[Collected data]

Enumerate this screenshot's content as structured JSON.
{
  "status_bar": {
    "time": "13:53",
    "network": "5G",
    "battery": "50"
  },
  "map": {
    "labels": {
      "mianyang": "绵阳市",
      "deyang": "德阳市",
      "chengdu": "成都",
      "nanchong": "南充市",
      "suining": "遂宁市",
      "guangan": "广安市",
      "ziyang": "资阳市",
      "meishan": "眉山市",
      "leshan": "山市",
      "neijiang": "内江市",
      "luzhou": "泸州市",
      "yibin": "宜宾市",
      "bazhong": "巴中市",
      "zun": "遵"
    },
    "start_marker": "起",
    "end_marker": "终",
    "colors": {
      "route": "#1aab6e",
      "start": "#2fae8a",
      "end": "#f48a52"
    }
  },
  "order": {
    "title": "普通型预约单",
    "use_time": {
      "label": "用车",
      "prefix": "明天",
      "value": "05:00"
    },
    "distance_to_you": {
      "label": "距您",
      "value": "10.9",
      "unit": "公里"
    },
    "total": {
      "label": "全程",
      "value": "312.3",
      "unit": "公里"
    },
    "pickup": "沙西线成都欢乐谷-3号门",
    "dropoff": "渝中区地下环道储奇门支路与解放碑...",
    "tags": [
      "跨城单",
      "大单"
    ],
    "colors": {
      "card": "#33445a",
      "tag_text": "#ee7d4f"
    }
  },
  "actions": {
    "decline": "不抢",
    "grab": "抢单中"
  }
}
---
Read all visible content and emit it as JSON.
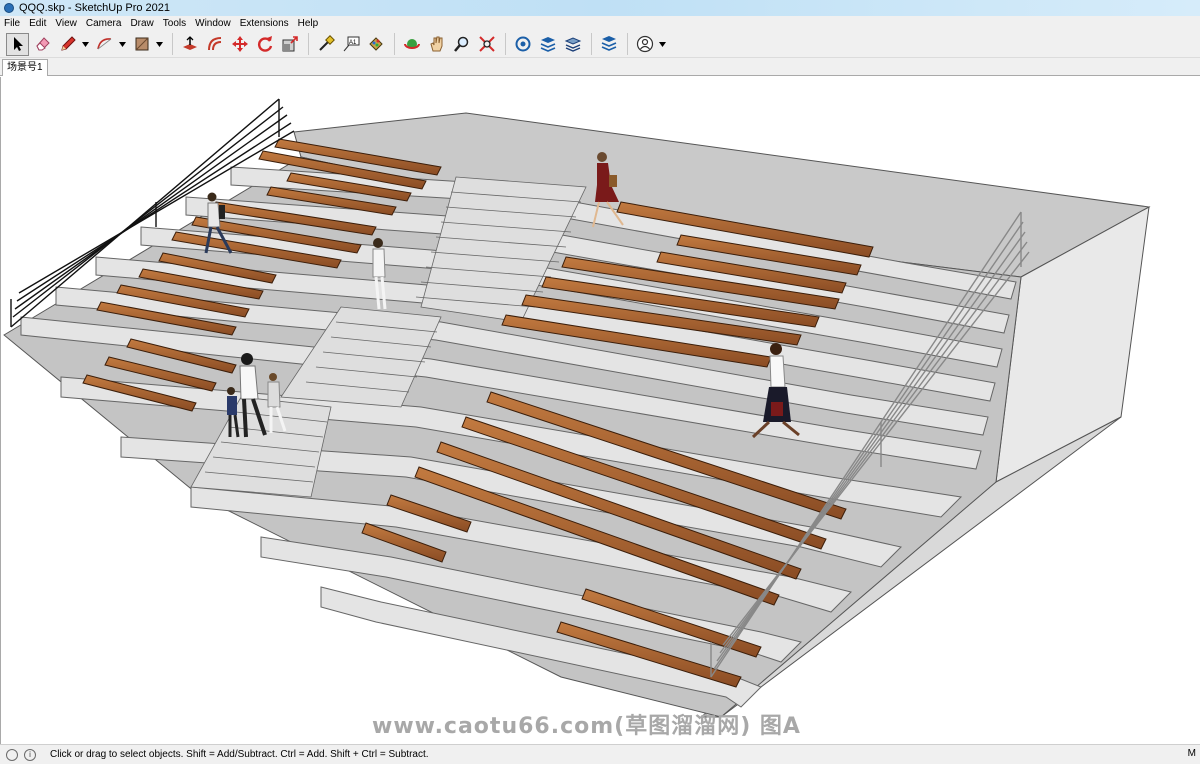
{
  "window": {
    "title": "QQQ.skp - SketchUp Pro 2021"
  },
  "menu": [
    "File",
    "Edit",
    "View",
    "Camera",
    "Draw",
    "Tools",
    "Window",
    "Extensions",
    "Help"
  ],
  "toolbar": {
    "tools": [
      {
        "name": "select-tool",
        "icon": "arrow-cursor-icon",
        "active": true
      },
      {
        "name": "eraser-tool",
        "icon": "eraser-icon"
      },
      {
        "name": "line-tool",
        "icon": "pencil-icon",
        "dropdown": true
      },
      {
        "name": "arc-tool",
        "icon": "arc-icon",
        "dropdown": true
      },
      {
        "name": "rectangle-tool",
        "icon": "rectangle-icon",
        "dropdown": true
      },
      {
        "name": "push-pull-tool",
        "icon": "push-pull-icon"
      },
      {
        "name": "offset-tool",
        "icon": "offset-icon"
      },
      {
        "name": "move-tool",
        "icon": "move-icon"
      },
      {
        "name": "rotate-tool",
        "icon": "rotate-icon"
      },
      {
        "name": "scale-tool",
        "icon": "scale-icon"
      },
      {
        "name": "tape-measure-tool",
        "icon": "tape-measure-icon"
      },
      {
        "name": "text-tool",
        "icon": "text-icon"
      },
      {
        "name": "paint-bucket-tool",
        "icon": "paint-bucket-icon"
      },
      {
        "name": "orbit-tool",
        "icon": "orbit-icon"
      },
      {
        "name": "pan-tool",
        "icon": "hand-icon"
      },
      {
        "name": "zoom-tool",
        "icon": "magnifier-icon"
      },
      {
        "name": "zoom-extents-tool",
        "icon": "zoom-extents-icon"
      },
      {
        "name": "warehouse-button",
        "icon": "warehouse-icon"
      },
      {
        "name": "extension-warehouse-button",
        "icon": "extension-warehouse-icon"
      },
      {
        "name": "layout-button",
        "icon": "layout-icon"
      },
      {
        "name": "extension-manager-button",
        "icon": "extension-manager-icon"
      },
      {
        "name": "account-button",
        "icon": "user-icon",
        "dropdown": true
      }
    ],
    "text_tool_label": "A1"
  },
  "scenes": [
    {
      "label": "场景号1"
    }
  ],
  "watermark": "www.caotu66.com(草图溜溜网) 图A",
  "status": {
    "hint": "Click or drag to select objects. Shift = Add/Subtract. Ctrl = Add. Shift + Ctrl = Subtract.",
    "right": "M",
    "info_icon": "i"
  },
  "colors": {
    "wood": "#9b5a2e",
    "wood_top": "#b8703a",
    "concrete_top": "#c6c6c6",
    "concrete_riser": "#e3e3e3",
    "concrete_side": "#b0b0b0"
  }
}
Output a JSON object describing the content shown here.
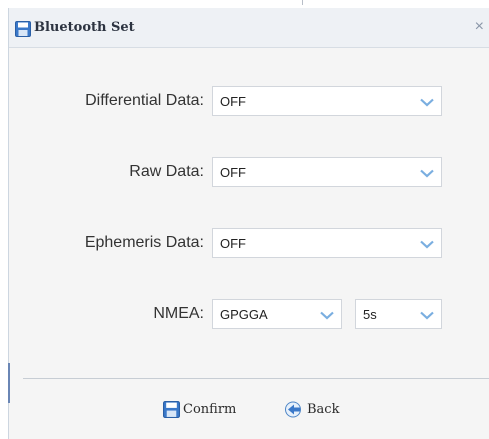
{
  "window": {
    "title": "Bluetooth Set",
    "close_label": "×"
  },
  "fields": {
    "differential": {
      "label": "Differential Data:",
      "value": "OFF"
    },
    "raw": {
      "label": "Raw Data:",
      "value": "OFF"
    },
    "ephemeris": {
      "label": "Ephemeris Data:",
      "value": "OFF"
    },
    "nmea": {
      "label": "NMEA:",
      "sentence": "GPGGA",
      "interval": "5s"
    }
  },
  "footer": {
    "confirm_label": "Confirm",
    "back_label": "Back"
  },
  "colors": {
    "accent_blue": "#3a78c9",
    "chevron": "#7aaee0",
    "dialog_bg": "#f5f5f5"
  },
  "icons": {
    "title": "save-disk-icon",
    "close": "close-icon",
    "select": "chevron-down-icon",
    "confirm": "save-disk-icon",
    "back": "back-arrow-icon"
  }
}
---
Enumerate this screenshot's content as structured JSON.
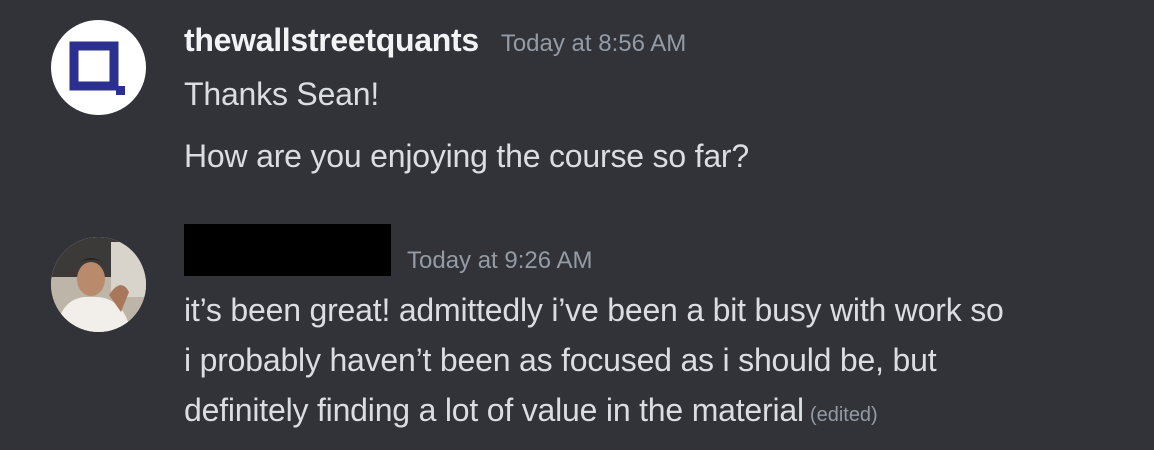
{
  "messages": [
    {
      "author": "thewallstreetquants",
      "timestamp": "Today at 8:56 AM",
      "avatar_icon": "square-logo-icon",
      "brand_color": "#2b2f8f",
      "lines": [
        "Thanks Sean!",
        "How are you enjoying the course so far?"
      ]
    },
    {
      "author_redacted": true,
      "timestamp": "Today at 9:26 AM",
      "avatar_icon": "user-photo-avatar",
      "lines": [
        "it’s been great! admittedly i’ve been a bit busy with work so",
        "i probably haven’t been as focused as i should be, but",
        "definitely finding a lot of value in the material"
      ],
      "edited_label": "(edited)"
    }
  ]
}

# PROBLEM
Look through the material above. Copy each line where the word "rectangle" appears.

# FULL RESPONSE
        "name": "rectangle-tool",
        "icon": "rectangle-icon",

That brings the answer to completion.